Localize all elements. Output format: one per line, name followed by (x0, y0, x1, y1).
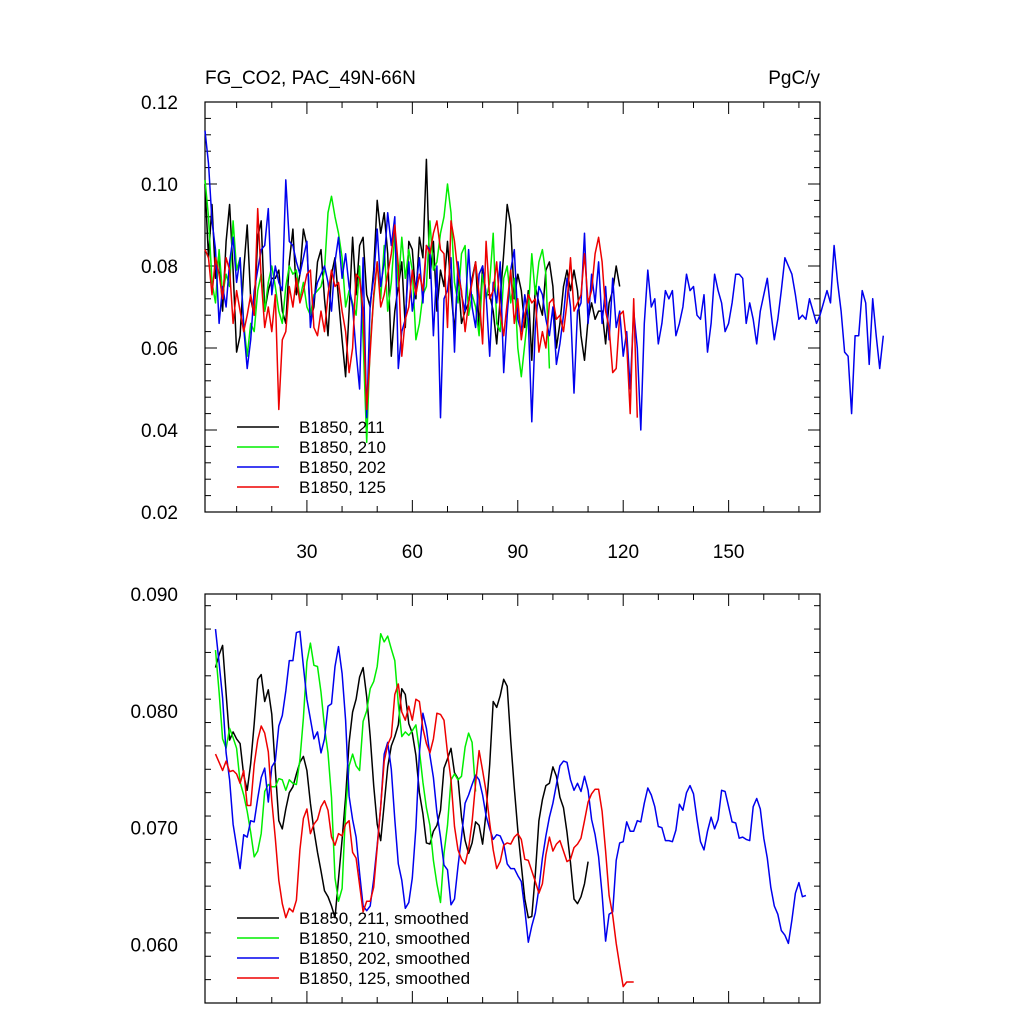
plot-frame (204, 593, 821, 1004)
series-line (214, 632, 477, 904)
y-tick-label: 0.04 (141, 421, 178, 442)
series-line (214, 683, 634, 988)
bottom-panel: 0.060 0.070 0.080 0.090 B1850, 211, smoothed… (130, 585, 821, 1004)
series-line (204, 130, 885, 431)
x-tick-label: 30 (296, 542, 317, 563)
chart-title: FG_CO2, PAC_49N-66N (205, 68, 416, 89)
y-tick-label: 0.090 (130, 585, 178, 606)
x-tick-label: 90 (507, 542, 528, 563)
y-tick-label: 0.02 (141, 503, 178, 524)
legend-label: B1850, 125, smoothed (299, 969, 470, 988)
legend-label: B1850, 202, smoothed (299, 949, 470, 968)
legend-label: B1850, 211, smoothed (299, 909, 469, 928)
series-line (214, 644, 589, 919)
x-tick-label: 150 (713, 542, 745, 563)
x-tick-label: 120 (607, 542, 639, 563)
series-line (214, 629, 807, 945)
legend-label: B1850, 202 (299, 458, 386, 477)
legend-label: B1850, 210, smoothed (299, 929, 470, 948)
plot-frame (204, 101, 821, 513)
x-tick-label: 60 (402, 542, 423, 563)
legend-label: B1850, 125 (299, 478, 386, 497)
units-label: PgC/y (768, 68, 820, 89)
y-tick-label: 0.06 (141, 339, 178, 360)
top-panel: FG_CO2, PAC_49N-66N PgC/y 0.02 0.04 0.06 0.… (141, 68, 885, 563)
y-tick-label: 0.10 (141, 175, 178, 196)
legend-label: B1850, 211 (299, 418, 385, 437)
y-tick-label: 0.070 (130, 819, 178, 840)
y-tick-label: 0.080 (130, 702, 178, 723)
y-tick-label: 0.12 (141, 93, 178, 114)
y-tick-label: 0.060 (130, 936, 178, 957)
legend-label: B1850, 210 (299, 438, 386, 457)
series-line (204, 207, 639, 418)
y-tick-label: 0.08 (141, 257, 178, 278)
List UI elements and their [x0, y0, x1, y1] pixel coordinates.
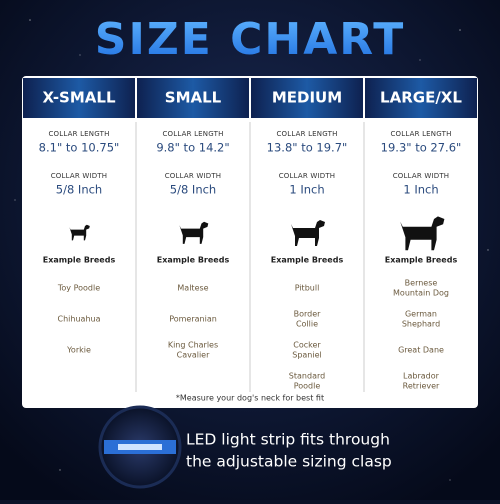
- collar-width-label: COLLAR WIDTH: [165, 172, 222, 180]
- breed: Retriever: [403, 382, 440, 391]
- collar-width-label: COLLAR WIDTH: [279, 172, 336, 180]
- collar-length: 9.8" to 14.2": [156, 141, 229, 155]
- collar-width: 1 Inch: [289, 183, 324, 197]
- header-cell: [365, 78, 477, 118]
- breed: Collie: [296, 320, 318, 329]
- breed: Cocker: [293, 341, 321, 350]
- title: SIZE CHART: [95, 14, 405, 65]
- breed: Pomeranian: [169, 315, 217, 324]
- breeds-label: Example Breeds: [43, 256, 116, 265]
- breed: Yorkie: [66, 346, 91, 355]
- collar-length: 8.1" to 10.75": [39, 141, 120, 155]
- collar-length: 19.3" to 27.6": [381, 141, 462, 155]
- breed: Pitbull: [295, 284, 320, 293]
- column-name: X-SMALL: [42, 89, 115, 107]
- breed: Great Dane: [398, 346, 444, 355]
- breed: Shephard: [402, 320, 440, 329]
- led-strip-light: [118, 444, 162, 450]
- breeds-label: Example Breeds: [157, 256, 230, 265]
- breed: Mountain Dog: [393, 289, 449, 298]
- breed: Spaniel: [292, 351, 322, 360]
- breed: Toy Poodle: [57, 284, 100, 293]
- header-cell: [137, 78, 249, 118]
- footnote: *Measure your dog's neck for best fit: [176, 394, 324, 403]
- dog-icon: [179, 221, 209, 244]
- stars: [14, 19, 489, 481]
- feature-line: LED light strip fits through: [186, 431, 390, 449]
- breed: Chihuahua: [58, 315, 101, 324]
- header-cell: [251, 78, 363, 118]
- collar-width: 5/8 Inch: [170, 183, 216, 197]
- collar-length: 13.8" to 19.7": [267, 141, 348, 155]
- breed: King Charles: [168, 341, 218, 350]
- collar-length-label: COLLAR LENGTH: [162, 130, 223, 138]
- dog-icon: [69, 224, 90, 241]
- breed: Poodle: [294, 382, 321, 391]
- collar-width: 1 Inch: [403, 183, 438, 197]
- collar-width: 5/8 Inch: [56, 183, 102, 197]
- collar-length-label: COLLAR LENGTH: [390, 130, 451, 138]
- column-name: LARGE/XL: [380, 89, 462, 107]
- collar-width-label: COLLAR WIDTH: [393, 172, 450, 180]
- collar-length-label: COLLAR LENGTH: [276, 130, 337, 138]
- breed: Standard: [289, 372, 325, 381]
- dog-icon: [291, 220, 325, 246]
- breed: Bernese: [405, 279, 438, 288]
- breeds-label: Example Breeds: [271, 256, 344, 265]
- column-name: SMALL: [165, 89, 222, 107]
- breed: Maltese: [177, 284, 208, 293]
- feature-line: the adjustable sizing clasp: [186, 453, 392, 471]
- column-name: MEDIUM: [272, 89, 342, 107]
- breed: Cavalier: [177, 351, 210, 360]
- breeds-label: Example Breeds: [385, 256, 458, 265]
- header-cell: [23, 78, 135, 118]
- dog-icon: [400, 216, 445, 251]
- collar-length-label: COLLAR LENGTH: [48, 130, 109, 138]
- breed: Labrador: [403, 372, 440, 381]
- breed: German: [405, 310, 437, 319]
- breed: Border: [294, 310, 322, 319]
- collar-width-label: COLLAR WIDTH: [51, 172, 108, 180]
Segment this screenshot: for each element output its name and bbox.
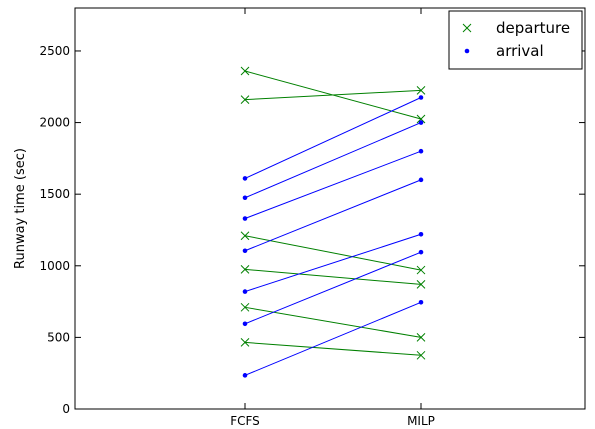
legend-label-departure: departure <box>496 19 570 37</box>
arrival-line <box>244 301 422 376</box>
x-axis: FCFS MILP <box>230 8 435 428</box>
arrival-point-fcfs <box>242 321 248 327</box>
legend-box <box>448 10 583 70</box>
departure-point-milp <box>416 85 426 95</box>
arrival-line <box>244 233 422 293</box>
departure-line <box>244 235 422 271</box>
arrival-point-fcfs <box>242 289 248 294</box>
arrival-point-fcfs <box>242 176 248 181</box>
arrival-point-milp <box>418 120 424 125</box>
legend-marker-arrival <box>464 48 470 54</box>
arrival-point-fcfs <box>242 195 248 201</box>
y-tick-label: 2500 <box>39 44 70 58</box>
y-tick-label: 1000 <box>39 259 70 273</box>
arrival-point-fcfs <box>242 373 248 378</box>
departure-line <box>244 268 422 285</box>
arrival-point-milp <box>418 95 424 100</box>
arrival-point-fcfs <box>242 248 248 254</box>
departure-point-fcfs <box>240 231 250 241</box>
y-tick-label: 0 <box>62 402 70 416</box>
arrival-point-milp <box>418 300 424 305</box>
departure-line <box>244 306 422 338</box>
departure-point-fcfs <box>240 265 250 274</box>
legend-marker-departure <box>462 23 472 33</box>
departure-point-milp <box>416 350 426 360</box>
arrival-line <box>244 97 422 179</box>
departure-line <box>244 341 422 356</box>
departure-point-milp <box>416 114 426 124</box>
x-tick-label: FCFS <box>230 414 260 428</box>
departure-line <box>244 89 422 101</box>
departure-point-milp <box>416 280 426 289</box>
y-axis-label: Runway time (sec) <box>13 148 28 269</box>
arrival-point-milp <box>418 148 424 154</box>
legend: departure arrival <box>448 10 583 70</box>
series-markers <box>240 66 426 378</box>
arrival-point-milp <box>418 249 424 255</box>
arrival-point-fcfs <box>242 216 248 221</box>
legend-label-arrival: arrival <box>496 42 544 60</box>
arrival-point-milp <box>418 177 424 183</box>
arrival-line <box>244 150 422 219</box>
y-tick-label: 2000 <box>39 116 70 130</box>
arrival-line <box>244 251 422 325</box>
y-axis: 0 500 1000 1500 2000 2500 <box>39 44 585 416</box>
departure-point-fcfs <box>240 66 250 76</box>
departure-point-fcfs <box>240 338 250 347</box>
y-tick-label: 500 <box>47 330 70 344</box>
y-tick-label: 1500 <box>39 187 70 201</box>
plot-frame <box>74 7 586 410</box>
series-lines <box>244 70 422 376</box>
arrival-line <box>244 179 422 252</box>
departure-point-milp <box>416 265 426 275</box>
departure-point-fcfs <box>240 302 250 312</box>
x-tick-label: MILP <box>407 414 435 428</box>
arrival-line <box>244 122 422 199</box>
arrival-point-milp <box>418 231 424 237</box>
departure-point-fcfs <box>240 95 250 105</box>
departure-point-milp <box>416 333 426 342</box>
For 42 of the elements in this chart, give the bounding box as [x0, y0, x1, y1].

——

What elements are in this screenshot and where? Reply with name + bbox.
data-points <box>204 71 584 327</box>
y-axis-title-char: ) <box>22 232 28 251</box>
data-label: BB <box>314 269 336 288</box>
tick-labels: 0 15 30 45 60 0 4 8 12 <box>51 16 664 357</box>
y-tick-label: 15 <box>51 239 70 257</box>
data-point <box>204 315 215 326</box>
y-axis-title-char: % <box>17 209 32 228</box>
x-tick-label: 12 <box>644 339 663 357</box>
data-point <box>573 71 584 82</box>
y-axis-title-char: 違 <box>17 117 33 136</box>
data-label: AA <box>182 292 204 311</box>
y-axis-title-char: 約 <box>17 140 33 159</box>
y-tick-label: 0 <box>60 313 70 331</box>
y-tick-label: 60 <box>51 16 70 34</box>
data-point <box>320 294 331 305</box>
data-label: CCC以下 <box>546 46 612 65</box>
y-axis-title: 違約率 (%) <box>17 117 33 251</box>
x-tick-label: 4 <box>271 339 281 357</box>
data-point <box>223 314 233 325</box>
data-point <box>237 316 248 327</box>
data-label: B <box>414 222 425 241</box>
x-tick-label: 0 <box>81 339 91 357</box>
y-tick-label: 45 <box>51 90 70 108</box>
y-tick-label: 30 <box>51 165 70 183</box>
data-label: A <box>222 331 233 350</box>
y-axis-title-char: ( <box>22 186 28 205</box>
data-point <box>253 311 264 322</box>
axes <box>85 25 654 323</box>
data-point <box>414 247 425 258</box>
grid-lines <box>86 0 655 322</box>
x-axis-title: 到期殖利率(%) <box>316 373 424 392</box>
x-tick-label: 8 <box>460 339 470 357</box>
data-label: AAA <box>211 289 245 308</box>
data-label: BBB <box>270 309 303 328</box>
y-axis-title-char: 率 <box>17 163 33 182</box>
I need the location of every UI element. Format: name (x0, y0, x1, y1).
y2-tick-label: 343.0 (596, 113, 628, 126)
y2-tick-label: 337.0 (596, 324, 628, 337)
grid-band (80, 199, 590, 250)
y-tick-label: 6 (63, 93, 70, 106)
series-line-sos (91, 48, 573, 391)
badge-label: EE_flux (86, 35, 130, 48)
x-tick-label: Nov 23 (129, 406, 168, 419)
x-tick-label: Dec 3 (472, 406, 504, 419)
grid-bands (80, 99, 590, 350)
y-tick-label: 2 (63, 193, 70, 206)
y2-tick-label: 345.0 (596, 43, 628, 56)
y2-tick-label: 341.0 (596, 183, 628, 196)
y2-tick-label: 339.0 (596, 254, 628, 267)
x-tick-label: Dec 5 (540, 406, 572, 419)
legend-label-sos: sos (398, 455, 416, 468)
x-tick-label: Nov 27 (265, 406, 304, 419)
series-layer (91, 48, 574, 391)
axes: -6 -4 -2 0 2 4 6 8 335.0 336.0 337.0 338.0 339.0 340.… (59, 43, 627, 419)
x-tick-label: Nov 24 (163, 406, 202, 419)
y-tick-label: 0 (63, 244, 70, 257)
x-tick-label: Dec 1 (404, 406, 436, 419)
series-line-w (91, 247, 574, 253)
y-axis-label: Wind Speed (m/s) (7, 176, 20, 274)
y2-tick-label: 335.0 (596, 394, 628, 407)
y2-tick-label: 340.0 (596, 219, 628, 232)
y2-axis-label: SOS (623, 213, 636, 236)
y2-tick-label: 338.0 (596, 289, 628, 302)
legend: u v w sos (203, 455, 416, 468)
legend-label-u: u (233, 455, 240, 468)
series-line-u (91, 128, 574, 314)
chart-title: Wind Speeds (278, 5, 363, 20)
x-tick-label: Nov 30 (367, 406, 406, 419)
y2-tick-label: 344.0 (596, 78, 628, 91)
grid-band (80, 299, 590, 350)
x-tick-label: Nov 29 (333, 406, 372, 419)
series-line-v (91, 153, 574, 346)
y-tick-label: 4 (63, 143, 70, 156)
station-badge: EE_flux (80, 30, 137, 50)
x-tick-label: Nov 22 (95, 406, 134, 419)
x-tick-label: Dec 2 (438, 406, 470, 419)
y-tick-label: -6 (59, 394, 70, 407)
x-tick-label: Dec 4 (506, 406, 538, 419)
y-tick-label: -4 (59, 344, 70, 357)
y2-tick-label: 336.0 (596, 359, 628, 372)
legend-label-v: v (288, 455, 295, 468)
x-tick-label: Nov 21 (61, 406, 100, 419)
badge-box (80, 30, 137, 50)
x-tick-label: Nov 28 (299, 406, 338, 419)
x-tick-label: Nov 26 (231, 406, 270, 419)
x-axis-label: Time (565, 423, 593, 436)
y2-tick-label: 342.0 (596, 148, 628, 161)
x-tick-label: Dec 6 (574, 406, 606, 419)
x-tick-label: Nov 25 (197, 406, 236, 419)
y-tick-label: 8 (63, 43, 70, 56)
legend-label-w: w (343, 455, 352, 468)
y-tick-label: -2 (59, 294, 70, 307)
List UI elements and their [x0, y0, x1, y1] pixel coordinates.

——

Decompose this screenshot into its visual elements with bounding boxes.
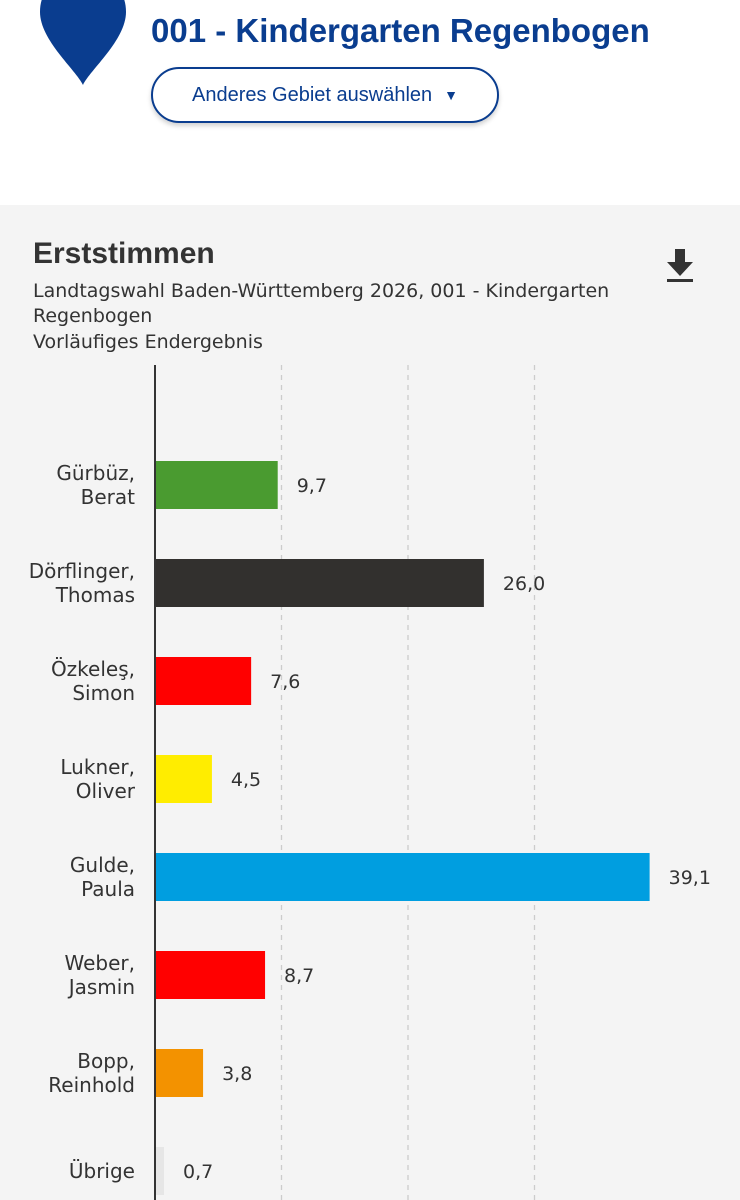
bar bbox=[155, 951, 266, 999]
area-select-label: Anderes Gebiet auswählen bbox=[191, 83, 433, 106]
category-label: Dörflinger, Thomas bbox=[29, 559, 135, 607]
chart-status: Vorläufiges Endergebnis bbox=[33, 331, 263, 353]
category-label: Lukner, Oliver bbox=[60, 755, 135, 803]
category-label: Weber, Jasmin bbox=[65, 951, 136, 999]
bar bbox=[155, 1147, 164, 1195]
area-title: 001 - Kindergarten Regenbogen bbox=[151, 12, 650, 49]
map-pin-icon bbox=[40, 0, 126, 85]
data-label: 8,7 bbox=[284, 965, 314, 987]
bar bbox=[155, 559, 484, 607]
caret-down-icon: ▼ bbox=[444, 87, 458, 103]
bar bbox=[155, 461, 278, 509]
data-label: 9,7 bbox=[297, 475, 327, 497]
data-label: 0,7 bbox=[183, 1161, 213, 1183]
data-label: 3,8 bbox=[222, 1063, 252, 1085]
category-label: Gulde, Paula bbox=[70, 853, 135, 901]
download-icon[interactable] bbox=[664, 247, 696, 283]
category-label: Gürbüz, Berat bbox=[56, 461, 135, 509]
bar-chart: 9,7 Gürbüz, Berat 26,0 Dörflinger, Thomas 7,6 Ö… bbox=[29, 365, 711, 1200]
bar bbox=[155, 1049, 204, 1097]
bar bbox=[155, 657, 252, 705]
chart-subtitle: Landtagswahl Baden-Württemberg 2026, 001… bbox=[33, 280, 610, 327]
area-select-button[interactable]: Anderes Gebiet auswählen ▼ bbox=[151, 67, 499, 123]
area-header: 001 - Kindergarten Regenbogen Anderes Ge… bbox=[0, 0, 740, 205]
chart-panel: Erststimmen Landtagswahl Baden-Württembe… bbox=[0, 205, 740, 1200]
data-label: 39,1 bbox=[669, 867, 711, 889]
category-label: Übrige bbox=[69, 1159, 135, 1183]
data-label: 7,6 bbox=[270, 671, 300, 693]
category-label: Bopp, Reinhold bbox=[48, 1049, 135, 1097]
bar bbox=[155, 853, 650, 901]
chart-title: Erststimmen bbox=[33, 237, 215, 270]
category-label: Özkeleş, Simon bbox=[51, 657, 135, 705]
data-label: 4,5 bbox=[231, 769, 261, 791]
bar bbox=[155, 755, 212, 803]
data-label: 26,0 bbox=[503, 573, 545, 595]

——

GOAL. Write out the lines starting at the one containing "- collar-width-label: COLLAR WIDTH: [165, 172, 222, 180]" and ending at the one containing "- breed: Shephard: [402, 320, 440, 329]", character for character, including both of those lines.

PROBLEM SOLUTION.
- collar-width-label: COLLAR WIDTH: [165, 172, 222, 180]
- breed: Retriever: [403, 382, 440, 391]
- collar-width-label: COLLAR WIDTH: [279, 172, 336, 180]
- collar-length: 9.8" to 14.2": [156, 141, 229, 155]
- collar-width: 1 Inch: [289, 183, 324, 197]
- header-cell: [365, 78, 477, 118]
- breed: Collie: [296, 320, 318, 329]
- breed: Cocker: [293, 341, 321, 350]
- title: SIZE CHART: [95, 14, 405, 65]
- breed: Pomeranian: [169, 315, 217, 324]
- breeds-label: Example Breeds: [43, 256, 116, 265]
- breed: Yorkie: [66, 346, 91, 355]
- collar-length: 8.1" to 10.75": [39, 141, 120, 155]
- collar-length: 19.3" to 27.6": [381, 141, 462, 155]
- breed: Pitbull: [295, 284, 320, 293]
- column-name: X-SMALL: [42, 89, 115, 107]
- breed: Great Dane: [398, 346, 444, 355]
- breed: Shephard: [402, 320, 440, 329]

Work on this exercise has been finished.